#### DIRECTIVE:
Copy all entries without alteration and skip the pictures they hold.

### INFORMATION SHOWN

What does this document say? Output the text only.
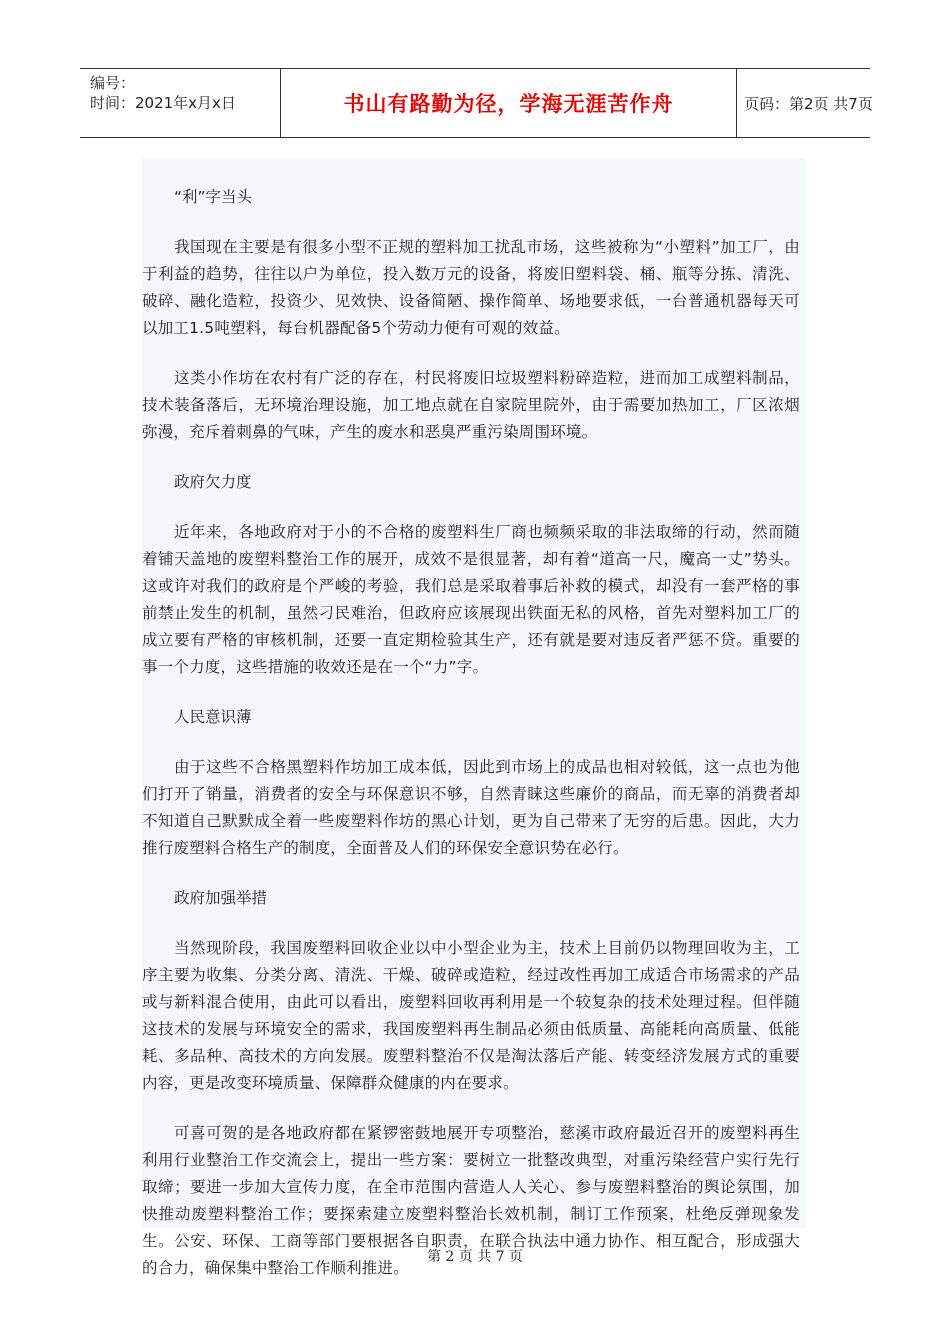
编号：
时间：2021年x月x日	书山有路勤为径，学海无涯苦作舟	页码：第2页 共7页

“利”字当头

我国现在主要是有很多小型不正规的塑料加工扰乱市场，这些被称为“小塑料”加工厂，由于利益的趋势，往往以户为单位，投入数万元的设备，将废旧塑料袋、桶、瓶等分拣、清洗、破碎、融化造粒，投资少、见效快、设备简陋、操作简单、场地要求低，一台普通机器每天可以加工1.5吨塑料，每台机器配备5个劳动力便有可观的效益。

这类小作坊在农村有广泛的存在，村民将废旧垃圾塑料粉碎造粒，进而加工成塑料制品，技术装备落后，无环境治理设施，加工地点就在自家院里院外，由于需要加热加工，厂区浓烟弥漫，充斥着刺鼻的气味，产生的废水和恶臭严重污染周围环境。

政府欠力度

近年来，各地政府对于小的不合格的废塑料生厂商也频频采取的非法取缔的行动，然而随着铺天盖地的废塑料整治工作的展开，成效不是很显著，却有着“道高一尺，魔高一丈”势头。这或许对我们的政府是个严峻的考验，我们总是采取着事后补救的模式，却没有一套严格的事前禁止发生的机制，虽然刁民难治，但政府应该展现出铁面无私的风格，首先对塑料加工厂的成立要有严格的审核机制，还要一直定期检验其生产，还有就是要对违反者严惩不贷。重要的事一个力度，这些措施的收效还是在一个“力”字。

人民意识薄

由于这些不合格黑塑料作坊加工成本低，因此到市场上的成品也相对较低，这一点也为他们打开了销量，消费者的安全与环保意识不够，自然青睐这些廉价的商品，而无辜的消费者却不知道自己默默成全着一些废塑料作坊的黑心计划，更为自己带来了无穷的后患。因此，大力推行废塑料合格生产的制度，全面普及人们的环保安全意识势在必行。

政府加强举措

当然现阶段，我国废塑料回收企业以中小型企业为主，技术上目前仍以物理回收为主，工序主要为收集、分类分离、清洗、干燥、破碎或造粒，经过改性再加工成适合市场需求的产品或与新料混合使用，由此可以看出，废塑料回收再利用是一个较复杂的技术处理过程。但伴随这技术的发展与环境安全的需求，我国废塑料再生制品必须由低质量、高能耗向高质量、低能耗、多品种、高技术的方向发展。废塑料整治不仅是淘汰落后产能、转变经济发展方式的重要内容，更是改变环境质量、保障群众健康的内在要求。

可喜可贺的是各地政府都在紧锣密鼓地展开专项整治，慈溪市政府最近召开的废塑料再生利用行业整治工作交流会上，提出一些方案：要树立一批整改典型，对重污染经营户实行先行取缔；要进一步加大宣传力度，在全市范围内营造人人关心、参与废塑料整治的舆论氛围，加快推动废塑料整治工作；要探索建立废塑料整治长效机制，制订工作预案，杜绝反弹现象发生。公安、环保、工商等部门要根据各自职责，在联合执法中通力协作、相互配合，形成强大的合力，确保集中整治工作顺利推进。

第 2 页 共 7 页
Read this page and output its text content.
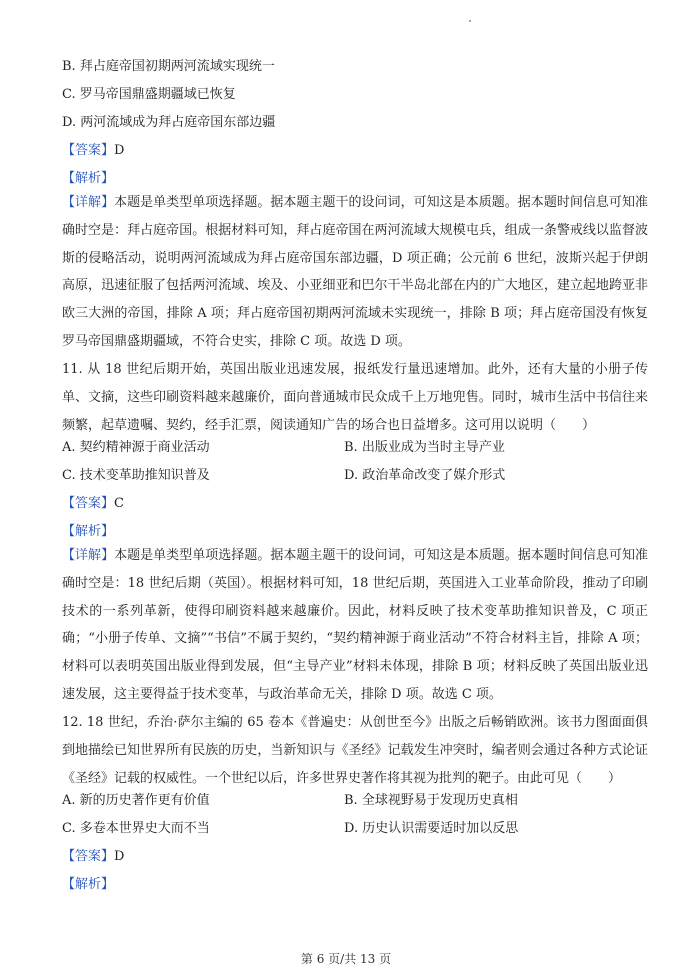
B. 拜占庭帝国初期两河流域实现统一
C. 罗马帝国鼎盛期疆域已恢复
D. 两河流域成为拜占庭帝国东部边疆
【答案】D
【解析】
【详解】本题是单类型单项选择题。据本题主题干的设问词，可知这是本质题。据本题时间信息可知准确时空是：拜占庭帝国。根据材料可知，拜占庭帝国在两河流域大规模屯兵，组成一条警戒线以监督波斯的侵略活动，说明两河流域成为拜占庭帝国东部边疆，D 项正确；公元前 6 世纪，波斯兴起于伊朗高原，迅速征服了包括两河流域、埃及、小亚细亚和巴尔干半岛北部在内的广大地区，建立起地跨亚非欧三大洲的帝国，排除 A 项；拜占庭帝国初期两河流域未实现统一，排除 B 项；拜占庭帝国没有恢复罗马帝国鼎盛期疆域，不符合史实，排除 C 项。故选 D 项。
11. 从 18 世纪后期开始，英国出版业迅速发展，报纸发行量迅速增加。此外，还有大量的小册子传单、文摘，这些印刷资料越来越廉价，面向普通城市民众成千上万地兜售。同时，城市生活中书信往来频繁，起草遗嘱、契约，经手汇票，阅读通知广告的场合也日益增多。这可用以说明（　　）
A. 契约精神源于商业活动	B. 出版业成为当时主导产业
C. 技术变革助推知识普及	D. 政治革命改变了媒介形式
【答案】C
【解析】
【详解】本题是单类型单项选择题。据本题主题干的设问词，可知这是本质题。据本题时间信息可知准确时空是：18 世纪后期（英国）。根据材料可知，18 世纪后期，英国进入工业革命阶段，推动了印刷技术的一系列革新，使得印刷资料越来越廉价。因此，材料反映了技术变革助推知识普及，C 项正确；“小册子传单、文摘”“书信”不属于契约，“契约精神源于商业活动”不符合材料主旨，排除 A 项；材料可以表明英国出版业得到发展，但“主导产业”材料未体现，排除 B 项；材料反映了英国出版业迅速发展，这主要得益于技术变革，与政治革命无关，排除 D 项。故选 C 项。
12. 18 世纪，乔治·萨尔主编的 65 卷本《普遍史：从创世至今》出版之后畅销欧洲。该书力图面面俱到地描绘已知世界所有民族的历史，当新知识与《圣经》记载发生冲突时，编者则会通过各种方式论证《圣经》记载的权威性。一个世纪以后，许多世界史著作将其视为批判的靶子。由此可见（　　）
A. 新的历史著作更有价值	B. 全球视野易于发现历史真相
C. 多卷本世界史大而不当	D. 历史认识需要适时加以反思
【答案】D
【解析】
第 6 页/共 13 页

######

#### THE OUTPUT:
What does this document say? Output the text only.
编号：
时间：2021年x月x日	书山有路勤为径，学海无涯苦作舟	页码：第2页 共7页

“利”字当头

我国现在主要是有很多小型不正规的塑料加工扰乱市场，这些被称为“小塑料”加工厂，由于利益的趋势，往往以户为单位，投入数万元的设备，将废旧塑料袋、桶、瓶等分拣、清洗、破碎、融化造粒，投资少、见效快、设备简陋、操作简单、场地要求低，一台普通机器每天可以加工1.5吨塑料，每台机器配备5个劳动力便有可观的效益。

这类小作坊在农村有广泛的存在，村民将废旧垃圾塑料粉碎造粒，进而加工成塑料制品，技术装备落后，无环境治理设施，加工地点就在自家院里院外，由于需要加热加工，厂区浓烟弥漫，充斥着刺鼻的气味，产生的废水和恶臭严重污染周围环境。

政府欠力度

近年来，各地政府对于小的不合格的废塑料生厂商也频频采取的非法取缔的行动，然而随着铺天盖地的废塑料整治工作的展开，成效不是很显著，却有着“道高一尺，魔高一丈”势头。这或许对我们的政府是个严峻的考验，我们总是采取着事后补救的模式，却没有一套严格的事前禁止发生的机制，虽然刁民难治，但政府应该展现出铁面无私的风格，首先对塑料加工厂的成立要有严格的审核机制，还要一直定期检验其生产，还有就是要对违反者严惩不贷。重要的事一个力度，这些措施的收效还是在一个“力”字。

人民意识薄

由于这些不合格黑塑料作坊加工成本低，因此到市场上的成品也相对较低，这一点也为他们打开了销量，消费者的安全与环保意识不够，自然青睐这些廉价的商品，而无辜的消费者却不知道自己默默成全着一些废塑料作坊的黑心计划，更为自己带来了无穷的后患。因此，大力推行废塑料合格生产的制度，全面普及人们的环保安全意识势在必行。

政府加强举措

当然现阶段，我国废塑料回收企业以中小型企业为主，技术上目前仍以物理回收为主，工序主要为收集、分类分离、清洗、干燥、破碎或造粒，经过改性再加工成适合市场需求的产品或与新料混合使用，由此可以看出，废塑料回收再利用是一个较复杂的技术处理过程。但伴随这技术的发展与环境安全的需求，我国废塑料再生制品必须由低质量、高能耗向高质量、低能耗、多品种、高技术的方向发展。废塑料整治不仅是淘汰落后产能、转变经济发展方式的重要内容，更是改变环境质量、保障群众健康的内在要求。

可喜可贺的是各地政府都在紧锣密鼓地展开专项整治，慈溪市政府最近召开的废塑料再生利用行业整治工作交流会上，提出一些方案：要树立一批整改典型，对重污染经营户实行先行取缔；要进一步加大宣传力度，在全市范围内营造人人关心、参与废塑料整治的舆论氛围，加快推动废塑料整治工作；要探索建立废塑料整治长效机制，制订工作预案，杜绝反弹现象发生。公安、环保、工商等部门要根据各自职责，在联合执法中通力协作、相互配合，形成强大的合力，确保集中整治工作顺利推进。

第 2 页 共 7 页
Read this page and output its text content.
B. 拜占庭帝国初期两河流域实现统一
C. 罗马帝国鼎盛期疆域已恢复
D. 两河流域成为拜占庭帝国东部边疆
【答案】D
【解析】
【详解】本题是单类型单项选择题。据本题主题干的设问词，可知这是本质题。据本题时间信息可知准确时空是：拜占庭帝国。根据材料可知，拜占庭帝国在两河流域大规模屯兵，组成一条警戒线以监督波斯的侵略活动，说明两河流域成为拜占庭帝国东部边疆，D 项正确；公元前 6 世纪，波斯兴起于伊朗高原，迅速征服了包括两河流域、埃及、小亚细亚和巴尔干半岛北部在内的广大地区，建立起地跨亚非欧三大洲的帝国，排除 A 项；拜占庭帝国初期两河流域未实现统一，排除 B 项；拜占庭帝国没有恢复罗马帝国鼎盛期疆域，不符合史实，排除 C 项。故选 D 项。
11. 从 18 世纪后期开始，英国出版业迅速发展，报纸发行量迅速增加。此外，还有大量的小册子传单、文摘，这些印刷资料越来越廉价，面向普通城市民众成千上万地兜售。同时，城市生活中书信往来频繁，起草遗嘱、契约，经手汇票，阅读通知广告的场合也日益增多。这可用以说明（　　）
A. 契约精神源于商业活动	B. 出版业成为当时主导产业
C. 技术变革助推知识普及	D. 政治革命改变了媒介形式
【答案】C
【解析】
【详解】本题是单类型单项选择题。据本题主题干的设问词，可知这是本质题。据本题时间信息可知准确时空是：18 世纪后期（英国）。根据材料可知，18 世纪后期，英国进入工业革命阶段，推动了印刷技术的一系列革新，使得印刷资料越来越廉价。因此，材料反映了技术变革助推知识普及，C 项正确；“小册子传单、文摘”“书信”不属于契约，“契约精神源于商业活动”不符合材料主旨，排除 A 项；材料可以表明英国出版业得到发展，但“主导产业”材料未体现，排除 B 项；材料反映了英国出版业迅速发展，这主要得益于技术变革，与政治革命无关，排除 D 项。故选 C 项。
12. 18 世纪，乔治·萨尔主编的 65 卷本《普遍史：从创世至今》出版之后畅销欧洲。该书力图面面俱到地描绘已知世界所有民族的历史，当新知识与《圣经》记载发生冲突时，编者则会通过各种方式论证《圣经》记载的权威性。一个世纪以后，许多世界史著作将其视为批判的靶子。由此可见（　　）
A. 新的历史著作更有价值	B. 全球视野易于发现历史真相
C. 多卷本世界史大而不当	D. 历史认识需要适时加以反思
【答案】D
【解析】
第 6 页/共 13 页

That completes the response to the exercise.